* What needs to be done:
Write out the material below again, unchanged.

——

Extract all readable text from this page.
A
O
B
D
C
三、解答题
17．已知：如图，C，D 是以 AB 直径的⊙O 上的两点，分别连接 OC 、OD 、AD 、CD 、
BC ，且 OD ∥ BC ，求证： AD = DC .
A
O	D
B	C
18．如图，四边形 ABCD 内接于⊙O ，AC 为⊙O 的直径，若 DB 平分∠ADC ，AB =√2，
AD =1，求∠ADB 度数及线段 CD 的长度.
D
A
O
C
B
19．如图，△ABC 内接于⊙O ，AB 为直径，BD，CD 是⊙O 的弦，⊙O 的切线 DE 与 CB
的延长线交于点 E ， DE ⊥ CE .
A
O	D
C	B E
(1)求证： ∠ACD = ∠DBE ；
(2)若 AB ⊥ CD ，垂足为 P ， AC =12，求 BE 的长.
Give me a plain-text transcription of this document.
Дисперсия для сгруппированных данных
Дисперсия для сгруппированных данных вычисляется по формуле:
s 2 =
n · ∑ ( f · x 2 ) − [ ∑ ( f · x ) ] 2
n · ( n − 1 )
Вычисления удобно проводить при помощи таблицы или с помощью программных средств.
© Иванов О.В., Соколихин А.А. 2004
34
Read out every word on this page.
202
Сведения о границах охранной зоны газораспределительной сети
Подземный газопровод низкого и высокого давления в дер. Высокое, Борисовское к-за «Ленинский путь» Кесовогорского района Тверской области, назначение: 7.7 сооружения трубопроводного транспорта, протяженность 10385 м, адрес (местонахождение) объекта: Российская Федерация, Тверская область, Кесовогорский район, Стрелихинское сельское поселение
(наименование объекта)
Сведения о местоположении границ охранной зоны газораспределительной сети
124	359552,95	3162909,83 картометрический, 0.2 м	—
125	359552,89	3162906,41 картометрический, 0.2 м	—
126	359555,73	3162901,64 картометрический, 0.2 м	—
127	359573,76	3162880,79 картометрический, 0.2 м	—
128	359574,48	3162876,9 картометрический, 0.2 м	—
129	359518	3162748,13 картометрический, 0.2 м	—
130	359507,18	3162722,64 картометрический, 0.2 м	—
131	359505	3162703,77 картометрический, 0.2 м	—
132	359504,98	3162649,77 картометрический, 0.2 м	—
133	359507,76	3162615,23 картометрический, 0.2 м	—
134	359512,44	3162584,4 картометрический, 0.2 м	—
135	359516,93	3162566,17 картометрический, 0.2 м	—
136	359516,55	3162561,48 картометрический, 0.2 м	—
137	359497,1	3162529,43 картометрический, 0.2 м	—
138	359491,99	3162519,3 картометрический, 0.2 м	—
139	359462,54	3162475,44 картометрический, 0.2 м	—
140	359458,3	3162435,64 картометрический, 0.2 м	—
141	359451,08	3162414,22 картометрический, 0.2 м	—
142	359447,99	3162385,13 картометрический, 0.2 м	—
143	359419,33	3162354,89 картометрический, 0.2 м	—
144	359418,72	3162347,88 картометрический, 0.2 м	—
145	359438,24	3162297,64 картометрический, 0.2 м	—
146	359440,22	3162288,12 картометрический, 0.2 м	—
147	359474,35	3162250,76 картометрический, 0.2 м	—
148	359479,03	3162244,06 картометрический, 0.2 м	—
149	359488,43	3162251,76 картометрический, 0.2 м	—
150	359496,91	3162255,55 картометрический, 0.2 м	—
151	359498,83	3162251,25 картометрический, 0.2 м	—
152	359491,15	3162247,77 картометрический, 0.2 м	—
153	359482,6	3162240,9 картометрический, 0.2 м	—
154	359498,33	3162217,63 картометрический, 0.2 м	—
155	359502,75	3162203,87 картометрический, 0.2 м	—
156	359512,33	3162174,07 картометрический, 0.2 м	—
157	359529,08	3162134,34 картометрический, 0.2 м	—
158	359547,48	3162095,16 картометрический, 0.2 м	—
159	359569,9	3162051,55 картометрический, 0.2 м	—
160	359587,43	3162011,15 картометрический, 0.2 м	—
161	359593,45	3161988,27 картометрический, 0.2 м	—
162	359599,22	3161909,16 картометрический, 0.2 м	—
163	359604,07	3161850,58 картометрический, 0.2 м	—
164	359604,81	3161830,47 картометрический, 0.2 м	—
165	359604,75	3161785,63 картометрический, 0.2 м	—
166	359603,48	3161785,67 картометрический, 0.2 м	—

——

* Output below:
Extract all readable text from this page.
A
O
B
D
C
三、解答题
17．已知：如图，C，D 是以 AB 直径的⊙O 上的两点，分别连接 OC 、OD 、AD 、CD 、
BC ，且 OD ∥ BC ，求证： AD = DC .
A
O	D
B	C
18．如图，四边形 ABCD 内接于⊙O ，AC 为⊙O 的直径，若 DB 平分∠ADC ，AB =√2，
AD =1，求∠ADB 度数及线段 CD 的长度.
D
A
O
C
B
19．如图，△ABC 内接于⊙O ，AB 为直径，BD，CD 是⊙O 的弦，⊙O 的切线 DE 与 CB
的延长线交于点 E ， DE ⊥ CE .
A
O	D
C	B E
(1)求证： ∠ACD = ∠DBE ；
(2)若 AB ⊥ CD ，垂足为 P ， AC =12，求 BE 的长.
Give me a plain-text transcription of this document.
Дисперсия для сгруппированных данных
Дисперсия для сгруппированных данных вычисляется по формуле:
s 2 =
n · ∑ ( f · x 2 ) − [ ∑ ( f · x ) ] 2
n · ( n − 1 )
Вычисления удобно проводить при помощи таблицы или с помощью программных средств.
© Иванов О.В., Соколихин А.А. 2004
34
Read out every word on this page.
202
Сведения о границах охранной зоны газораспределительной сети
Подземный газопровод низкого и высокого давления в дер. Высокое, Борисовское к-за «Ленинский путь» Кесовогорского района Тверской области, назначение: 7.7 сооружения трубопроводного транспорта, протяженность 10385 м, адрес (местонахождение) объекта: Российская Федерация, Тверская область, Кесовогорский район, Стрелихинское сельское поселение
(наименование объекта)
Сведения о местоположении границ охранной зоны газораспределительной сети
124	359552,95	3162909,83 картометрический, 0.2 м	—
125	359552,89	3162906,41 картометрический, 0.2 м	—
126	359555,73	3162901,64 картометрический, 0.2 м	—
127	359573,76	3162880,79 картометрический, 0.2 м	—
128	359574,48	3162876,9 картометрический, 0.2 м	—
129	359518	3162748,13 картометрический, 0.2 м	—
130	359507,18	3162722,64 картометрический, 0.2 м	—
131	359505	3162703,77 картометрический, 0.2 м	—
132	359504,98	3162649,77 картометрический, 0.2 м	—
133	359507,76	3162615,23 картометрический, 0.2 м	—
134	359512,44	3162584,4 картометрический, 0.2 м	—
135	359516,93	3162566,17 картометрический, 0.2 м	—
136	359516,55	3162561,48 картометрический, 0.2 м	—
137	359497,1	3162529,43 картометрический, 0.2 м	—
138	359491,99	3162519,3 картометрический, 0.2 м	—
139	359462,54	3162475,44 картометрический, 0.2 м	—
140	359458,3	3162435,64 картометрический, 0.2 м	—
141	359451,08	3162414,22 картометрический, 0.2 м	—
142	359447,99	3162385,13 картометрический, 0.2 м	—
143	359419,33	3162354,89 картометрический, 0.2 м	—
144	359418,72	3162347,88 картометрический, 0.2 м	—
145	359438,24	3162297,64 картометрический, 0.2 м	—
146	359440,22	3162288,12 картометрический, 0.2 м	—
147	359474,35	3162250,76 картометрический, 0.2 м	—
148	359479,03	3162244,06 картометрический, 0.2 м	—
149	359488,43	3162251,76 картометрический, 0.2 м	—
150	359496,91	3162255,55 картометрический, 0.2 м	—
151	359498,83	3162251,25 картометрический, 0.2 м	—
152	359491,15	3162247,77 картометрический, 0.2 м	—
153	359482,6	3162240,9 картометрический, 0.2 м	—
154	359498,33	3162217,63 картометрический, 0.2 м	—
155	359502,75	3162203,87 картометрический, 0.2 м	—
156	359512,33	3162174,07 картометрический, 0.2 м	—
157	359529,08	3162134,34 картометрический, 0.2 м	—
158	359547,48	3162095,16 картометрический, 0.2 м	—
159	359569,9	3162051,55 картометрический, 0.2 м	—
160	359587,43	3162011,15 картометрический, 0.2 м	—
161	359593,45	3161988,27 картометрический, 0.2 м	—
162	359599,22	3161909,16 картометрический, 0.2 м	—
163	359604,07	3161850,58 картометрический, 0.2 м	—
164	359604,81	3161830,47 картометрический, 0.2 м	—
165	359604,75	3161785,63 картометрический, 0.2 м	—
166	359603,48	3161785,67 картометрический, 0.2 м	—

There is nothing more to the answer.